WRITTEN EXERCISE:
Reproduce the data exactly.

### DATASET EXTRACT ###

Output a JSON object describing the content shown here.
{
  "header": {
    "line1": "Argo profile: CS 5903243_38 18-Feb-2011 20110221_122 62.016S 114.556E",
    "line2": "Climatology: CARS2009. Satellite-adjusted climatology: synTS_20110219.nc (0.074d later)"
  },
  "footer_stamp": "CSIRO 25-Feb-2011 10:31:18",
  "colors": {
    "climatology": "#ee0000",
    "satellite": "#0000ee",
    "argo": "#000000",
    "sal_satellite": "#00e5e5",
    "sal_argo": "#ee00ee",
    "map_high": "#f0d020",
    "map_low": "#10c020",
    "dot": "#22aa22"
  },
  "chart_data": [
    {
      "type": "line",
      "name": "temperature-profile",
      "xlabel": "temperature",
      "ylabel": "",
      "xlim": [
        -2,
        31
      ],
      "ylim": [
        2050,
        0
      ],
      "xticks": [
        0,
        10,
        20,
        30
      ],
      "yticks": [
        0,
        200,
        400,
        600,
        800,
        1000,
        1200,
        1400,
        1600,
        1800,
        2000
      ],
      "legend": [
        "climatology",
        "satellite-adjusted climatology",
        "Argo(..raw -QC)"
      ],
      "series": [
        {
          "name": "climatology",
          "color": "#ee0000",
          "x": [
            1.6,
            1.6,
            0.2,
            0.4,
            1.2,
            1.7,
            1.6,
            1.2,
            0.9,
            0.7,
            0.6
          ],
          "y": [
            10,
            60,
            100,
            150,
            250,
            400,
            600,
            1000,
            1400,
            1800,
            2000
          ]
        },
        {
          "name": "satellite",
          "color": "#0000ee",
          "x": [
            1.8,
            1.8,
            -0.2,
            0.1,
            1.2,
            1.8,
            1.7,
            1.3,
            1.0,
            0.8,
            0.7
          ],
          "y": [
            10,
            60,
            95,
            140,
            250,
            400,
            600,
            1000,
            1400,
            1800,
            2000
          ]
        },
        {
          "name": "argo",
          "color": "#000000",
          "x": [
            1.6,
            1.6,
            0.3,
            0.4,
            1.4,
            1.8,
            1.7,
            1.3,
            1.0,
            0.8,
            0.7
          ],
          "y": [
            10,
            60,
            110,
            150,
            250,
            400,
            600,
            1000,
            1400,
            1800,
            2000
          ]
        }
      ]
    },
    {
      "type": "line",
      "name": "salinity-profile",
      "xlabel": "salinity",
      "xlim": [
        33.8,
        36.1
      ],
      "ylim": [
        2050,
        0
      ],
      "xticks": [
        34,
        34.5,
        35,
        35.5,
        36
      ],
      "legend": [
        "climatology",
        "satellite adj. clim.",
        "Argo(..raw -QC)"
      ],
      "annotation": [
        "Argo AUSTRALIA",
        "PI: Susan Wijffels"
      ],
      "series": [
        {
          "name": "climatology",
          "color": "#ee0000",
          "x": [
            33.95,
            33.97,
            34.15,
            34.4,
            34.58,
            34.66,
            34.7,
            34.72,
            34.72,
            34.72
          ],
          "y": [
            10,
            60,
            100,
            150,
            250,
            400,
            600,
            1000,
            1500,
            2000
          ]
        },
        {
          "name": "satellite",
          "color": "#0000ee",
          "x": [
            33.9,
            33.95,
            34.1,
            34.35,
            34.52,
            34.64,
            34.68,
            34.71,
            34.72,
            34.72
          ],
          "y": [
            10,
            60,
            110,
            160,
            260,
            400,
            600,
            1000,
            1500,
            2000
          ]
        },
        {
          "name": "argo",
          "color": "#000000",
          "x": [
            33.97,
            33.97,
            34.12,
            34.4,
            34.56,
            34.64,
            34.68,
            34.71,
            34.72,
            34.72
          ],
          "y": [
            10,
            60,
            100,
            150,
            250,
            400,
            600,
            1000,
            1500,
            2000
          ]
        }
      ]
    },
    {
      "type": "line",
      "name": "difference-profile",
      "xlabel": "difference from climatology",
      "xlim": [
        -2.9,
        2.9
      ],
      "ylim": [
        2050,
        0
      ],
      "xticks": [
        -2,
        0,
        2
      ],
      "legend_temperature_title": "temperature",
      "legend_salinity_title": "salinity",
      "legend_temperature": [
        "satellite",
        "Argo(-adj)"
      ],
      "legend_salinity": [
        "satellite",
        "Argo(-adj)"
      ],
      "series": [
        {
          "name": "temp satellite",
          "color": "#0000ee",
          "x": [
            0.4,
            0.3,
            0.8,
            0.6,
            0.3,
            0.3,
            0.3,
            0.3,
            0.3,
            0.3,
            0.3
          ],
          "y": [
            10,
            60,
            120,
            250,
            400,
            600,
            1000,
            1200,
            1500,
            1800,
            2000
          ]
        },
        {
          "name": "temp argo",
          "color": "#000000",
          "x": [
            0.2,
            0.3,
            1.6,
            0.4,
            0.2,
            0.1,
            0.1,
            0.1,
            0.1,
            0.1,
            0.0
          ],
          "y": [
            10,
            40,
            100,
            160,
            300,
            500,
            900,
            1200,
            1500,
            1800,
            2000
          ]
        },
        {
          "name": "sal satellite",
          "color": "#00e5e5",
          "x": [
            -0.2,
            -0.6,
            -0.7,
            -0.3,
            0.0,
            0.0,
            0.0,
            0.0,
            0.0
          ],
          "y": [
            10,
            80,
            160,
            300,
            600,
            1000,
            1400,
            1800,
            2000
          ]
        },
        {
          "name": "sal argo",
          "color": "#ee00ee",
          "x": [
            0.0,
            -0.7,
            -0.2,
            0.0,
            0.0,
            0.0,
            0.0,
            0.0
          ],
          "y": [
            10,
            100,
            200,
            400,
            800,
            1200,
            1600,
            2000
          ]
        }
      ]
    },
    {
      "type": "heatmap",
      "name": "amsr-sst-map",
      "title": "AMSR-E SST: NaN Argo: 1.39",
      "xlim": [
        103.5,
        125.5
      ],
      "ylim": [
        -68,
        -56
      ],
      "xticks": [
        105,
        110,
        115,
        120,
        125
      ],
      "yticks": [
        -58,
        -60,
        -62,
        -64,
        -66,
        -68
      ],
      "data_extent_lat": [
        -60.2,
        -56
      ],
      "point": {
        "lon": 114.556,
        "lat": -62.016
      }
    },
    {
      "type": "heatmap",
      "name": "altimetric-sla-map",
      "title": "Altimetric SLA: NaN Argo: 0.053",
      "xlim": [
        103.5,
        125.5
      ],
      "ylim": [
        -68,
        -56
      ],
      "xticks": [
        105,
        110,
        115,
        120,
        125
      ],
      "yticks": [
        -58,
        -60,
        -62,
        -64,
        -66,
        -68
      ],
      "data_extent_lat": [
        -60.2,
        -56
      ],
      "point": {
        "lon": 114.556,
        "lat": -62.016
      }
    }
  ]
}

###

RESULT FOR THIS EXERCISE:
Output a JSON object describing the content shown here.
{
  "header": {
    "line1": "Argo profile: CS 5903243_38 18-Feb-2011 20110221_122 62.016S 114.556E",
    "line2": "Climatology: CARS2009. Satellite-adjusted climatology: synTS_20110219.nc (0.074d later)"
  },
  "footer_stamp": "CSIRO 25-Feb-2011 10:31:18",
  "colors": {
    "climatology": "#ee0000",
    "satellite": "#0000ee",
    "argo": "#000000",
    "sal_satellite": "#00e5e5",
    "sal_argo": "#ee00ee",
    "map_high": "#f0d020",
    "map_low": "#10c020",
    "dot": "#22aa22"
  },
  "chart_data": [
    {
      "type": "line",
      "name": "temperature-profile",
      "xlabel": "temperature",
      "ylabel": "",
      "xlim": [
        -2,
        31
      ],
      "ylim": [
        2050,
        0
      ],
      "xticks": [
        0,
        10,
        20,
        30
      ],
      "yticks": [
        0,
        200,
        400,
        600,
        800,
        1000,
        1200,
        1400,
        1600,
        1800,
        2000
      ],
      "legend": [
        "climatology",
        "satellite-adjusted climatology",
        "Argo(..raw -QC)"
      ],
      "series": [
        {
          "name": "climatology",
          "color": "#ee0000",
          "x": [
            1.6,
            1.6,
            0.2,
            0.4,
            1.2,
            1.7,
            1.6,
            1.2,
            0.9,
            0.7,
            0.6
          ],
          "y": [
            10,
            60,
            100,
            150,
            250,
            400,
            600,
            1000,
            1400,
            1800,
            2000
          ]
        },
        {
          "name": "satellite",
          "color": "#0000ee",
          "x": [
            1.8,
            1.8,
            -0.2,
            0.1,
            1.2,
            1.8,
            1.7,
            1.3,
            1.0,
            0.8,
            0.7
          ],
          "y": [
            10,
            60,
            95,
            140,
            250,
            400,
            600,
            1000,
            1400,
            1800,
            2000
          ]
        },
        {
          "name": "argo",
          "color": "#000000",
          "x": [
            1.6,
            1.6,
            0.3,
            0.4,
            1.4,
            1.8,
            1.7,
            1.3,
            1.0,
            0.8,
            0.7
          ],
          "y": [
            10,
            60,
            110,
            150,
            250,
            400,
            600,
            1000,
            1400,
            1800,
            2000
          ]
        }
      ]
    },
    {
      "type": "line",
      "name": "salinity-profile",
      "xlabel": "salinity",
      "xlim": [
        33.8,
        36.1
      ],
      "ylim": [
        2050,
        0
      ],
      "xticks": [
        34,
        34.5,
        35,
        35.5,
        36
      ],
      "legend": [
        "climatology",
        "satellite adj. clim.",
        "Argo(..raw -QC)"
      ],
      "annotation": [
        "Argo AUSTRALIA",
        "PI: Susan Wijffels"
      ],
      "series": [
        {
          "name": "climatology",
          "color": "#ee0000",
          "x": [
            33.95,
            33.97,
            34.15,
            34.4,
            34.58,
            34.66,
            34.7,
            34.72,
            34.72,
            34.72
          ],
          "y": [
            10,
            60,
            100,
            150,
            250,
            400,
            600,
            1000,
            1500,
            2000
          ]
        },
        {
          "name": "satellite",
          "color": "#0000ee",
          "x": [
            33.9,
            33.95,
            34.1,
            34.35,
            34.52,
            34.64,
            34.68,
            34.71,
            34.72,
            34.72
          ],
          "y": [
            10,
            60,
            110,
            160,
            260,
            400,
            600,
            1000,
            1500,
            2000
          ]
        },
        {
          "name": "argo",
          "color": "#000000",
          "x": [
            33.97,
            33.97,
            34.12,
            34.4,
            34.56,
            34.64,
            34.68,
            34.71,
            34.72,
            34.72
          ],
          "y": [
            10,
            60,
            100,
            150,
            250,
            400,
            600,
            1000,
            1500,
            2000
          ]
        }
      ]
    },
    {
      "type": "line",
      "name": "difference-profile",
      "xlabel": "difference from climatology",
      "xlim": [
        -2.9,
        2.9
      ],
      "ylim": [
        2050,
        0
      ],
      "xticks": [
        -2,
        0,
        2
      ],
      "legend_temperature_title": "temperature",
      "legend_salinity_title": "salinity",
      "legend_temperature": [
        "satellite",
        "Argo(-adj)"
      ],
      "legend_salinity": [
        "satellite",
        "Argo(-adj)"
      ],
      "series": [
        {
          "name": "temp satellite",
          "color": "#0000ee",
          "x": [
            0.4,
            0.3,
            0.8,
            0.6,
            0.3,
            0.3,
            0.3,
            0.3,
            0.3,
            0.3,
            0.3
          ],
          "y": [
            10,
            60,
            120,
            250,
            400,
            600,
            1000,
            1200,
            1500,
            1800,
            2000
          ]
        },
        {
          "name": "temp argo",
          "color": "#000000",
          "x": [
            0.2,
            0.3,
            1.6,
            0.4,
            0.2,
            0.1,
            0.1,
            0.1,
            0.1,
            0.1,
            0.0
          ],
          "y": [
            10,
            40,
            100,
            160,
            300,
            500,
            900,
            1200,
            1500,
            1800,
            2000
          ]
        },
        {
          "name": "sal satellite",
          "color": "#00e5e5",
          "x": [
            -0.2,
            -0.6,
            -0.7,
            -0.3,
            0.0,
            0.0,
            0.0,
            0.0,
            0.0
          ],
          "y": [
            10,
            80,
            160,
            300,
            600,
            1000,
            1400,
            1800,
            2000
          ]
        },
        {
          "name": "sal argo",
          "color": "#ee00ee",
          "x": [
            0.0,
            -0.7,
            -0.2,
            0.0,
            0.0,
            0.0,
            0.0,
            0.0
          ],
          "y": [
            10,
            100,
            200,
            400,
            800,
            1200,
            1600,
            2000
          ]
        }
      ]
    },
    {
      "type": "heatmap",
      "name": "amsr-sst-map",
      "title": "AMSR-E SST: NaN Argo: 1.39",
      "xlim": [
        103.5,
        125.5
      ],
      "ylim": [
        -68,
        -56
      ],
      "xticks": [
        105,
        110,
        115,
        120,
        125
      ],
      "yticks": [
        -58,
        -60,
        -62,
        -64,
        -66,
        -68
      ],
      "data_extent_lat": [
        -60.2,
        -56
      ],
      "point": {
        "lon": 114.556,
        "lat": -62.016
      }
    },
    {
      "type": "heatmap",
      "name": "altimetric-sla-map",
      "title": "Altimetric SLA: NaN Argo: 0.053",
      "xlim": [
        103.5,
        125.5
      ],
      "ylim": [
        -68,
        -56
      ],
      "xticks": [
        105,
        110,
        115,
        120,
        125
      ],
      "yticks": [
        -58,
        -60,
        -62,
        -64,
        -66,
        -68
      ],
      "data_extent_lat": [
        -60.2,
        -56
      ],
      "point": {
        "lon": 114.556,
        "lat": -62.016
      }
    }
  ]
}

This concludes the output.